Your goal:
Copy out all lines in the data below containing the string "września".
-- start Input material --
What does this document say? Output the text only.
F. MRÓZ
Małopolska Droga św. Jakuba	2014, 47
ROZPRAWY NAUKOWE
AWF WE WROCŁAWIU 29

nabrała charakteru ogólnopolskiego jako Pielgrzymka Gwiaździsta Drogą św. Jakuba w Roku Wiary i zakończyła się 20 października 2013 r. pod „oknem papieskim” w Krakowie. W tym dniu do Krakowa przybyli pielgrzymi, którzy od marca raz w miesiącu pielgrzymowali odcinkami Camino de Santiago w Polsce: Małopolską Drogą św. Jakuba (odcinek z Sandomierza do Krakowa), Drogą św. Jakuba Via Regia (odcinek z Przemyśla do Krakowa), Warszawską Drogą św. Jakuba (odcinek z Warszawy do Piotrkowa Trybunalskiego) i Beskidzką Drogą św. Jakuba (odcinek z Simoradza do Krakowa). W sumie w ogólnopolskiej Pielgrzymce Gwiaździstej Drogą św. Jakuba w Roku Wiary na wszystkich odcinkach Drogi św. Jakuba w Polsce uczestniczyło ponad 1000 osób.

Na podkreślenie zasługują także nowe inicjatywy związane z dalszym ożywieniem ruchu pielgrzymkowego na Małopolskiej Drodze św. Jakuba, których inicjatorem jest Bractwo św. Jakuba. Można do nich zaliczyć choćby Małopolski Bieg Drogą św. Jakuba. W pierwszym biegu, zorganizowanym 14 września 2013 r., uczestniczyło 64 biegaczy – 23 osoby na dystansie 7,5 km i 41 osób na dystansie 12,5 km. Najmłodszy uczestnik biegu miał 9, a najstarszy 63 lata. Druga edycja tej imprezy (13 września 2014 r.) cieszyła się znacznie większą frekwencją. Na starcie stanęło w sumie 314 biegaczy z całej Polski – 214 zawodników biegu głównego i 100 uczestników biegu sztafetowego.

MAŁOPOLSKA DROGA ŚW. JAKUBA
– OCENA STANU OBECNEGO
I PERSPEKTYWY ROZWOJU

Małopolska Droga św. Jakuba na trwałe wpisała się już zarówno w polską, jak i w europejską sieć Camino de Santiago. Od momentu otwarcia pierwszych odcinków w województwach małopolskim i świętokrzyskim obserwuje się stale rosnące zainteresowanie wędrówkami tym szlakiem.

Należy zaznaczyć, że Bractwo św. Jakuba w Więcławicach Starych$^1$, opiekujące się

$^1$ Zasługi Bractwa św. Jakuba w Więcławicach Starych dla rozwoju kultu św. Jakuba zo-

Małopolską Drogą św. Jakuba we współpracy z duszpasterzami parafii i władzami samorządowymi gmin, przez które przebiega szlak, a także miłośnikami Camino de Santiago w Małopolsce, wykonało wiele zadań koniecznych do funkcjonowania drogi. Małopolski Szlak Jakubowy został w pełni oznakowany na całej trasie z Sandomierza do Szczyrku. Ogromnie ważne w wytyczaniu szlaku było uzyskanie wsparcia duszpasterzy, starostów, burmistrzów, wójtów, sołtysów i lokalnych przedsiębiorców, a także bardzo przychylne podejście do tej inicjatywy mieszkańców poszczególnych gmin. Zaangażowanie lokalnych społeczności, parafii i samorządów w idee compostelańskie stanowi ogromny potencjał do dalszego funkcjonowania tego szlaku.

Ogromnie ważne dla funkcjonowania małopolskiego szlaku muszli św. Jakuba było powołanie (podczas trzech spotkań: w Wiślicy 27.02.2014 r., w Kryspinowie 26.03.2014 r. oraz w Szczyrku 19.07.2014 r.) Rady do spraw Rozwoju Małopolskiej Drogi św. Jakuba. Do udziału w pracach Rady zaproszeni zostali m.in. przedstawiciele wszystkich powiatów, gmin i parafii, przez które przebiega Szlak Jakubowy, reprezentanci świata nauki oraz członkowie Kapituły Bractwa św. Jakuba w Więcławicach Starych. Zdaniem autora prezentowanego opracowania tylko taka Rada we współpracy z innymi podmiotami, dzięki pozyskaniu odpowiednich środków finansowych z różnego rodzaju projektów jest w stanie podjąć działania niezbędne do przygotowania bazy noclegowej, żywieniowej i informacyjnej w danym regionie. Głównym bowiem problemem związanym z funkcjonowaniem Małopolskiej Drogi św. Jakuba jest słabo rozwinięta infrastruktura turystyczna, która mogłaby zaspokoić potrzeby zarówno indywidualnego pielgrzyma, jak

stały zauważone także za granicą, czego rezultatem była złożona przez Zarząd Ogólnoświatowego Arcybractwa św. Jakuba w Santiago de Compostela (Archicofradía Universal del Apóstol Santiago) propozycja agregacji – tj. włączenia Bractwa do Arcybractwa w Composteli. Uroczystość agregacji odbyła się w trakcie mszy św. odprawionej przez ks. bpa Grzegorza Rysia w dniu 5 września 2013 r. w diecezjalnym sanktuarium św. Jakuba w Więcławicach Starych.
-- end Input material --
Worked answer:
Na podkreślenie zasługują także nowe inicjatywy związane z dalszym ożywieniem ruchu pielgrzymkowego na Małopolskiej Drodze św. Jakuba, których inicjatorem jest Bractwo św. Jakuba. Można do nich zaliczyć choćby Małopolski Bieg Drogą św. Jakuba. W pierwszym biegu, zorganizowanym 14 września 2013 r., uczestniczyło 64 biegaczy – 23 osoby na dystansie 7,5 km i 41 osób na dystansie 12,5 km. Najmłodszy uczestnik biegu miał 9, a najstarszy 63 lata. Druga edycja tej imprezy (13 września 2014 r.) cieszyła się znacznie większą frekwencją. Na starcie stanęło w sumie 314 biegaczy z całej Polski – 214 zawodników biegu głównego i 100 uczestników biegu sztafetowego.
stały zauważone także za granicą, czego rezultatem była złożona przez Zarząd Ogólnoświatowego Arcybractwa św. Jakuba w Santiago de Compostela (Archicofradía Universal del Apóstol Santiago) propozycja agregacji – tj. włączenia Bractwa do Arcybractwa w Composteli. Uroczystość agregacji odbyła się w trakcie mszy św. odprawionej przez ks. bpa Grzegorza Rysia w dniu 5 września 2013 r. w diecezjalnym sanktuarium św. Jakuba w Więcławicach Starych.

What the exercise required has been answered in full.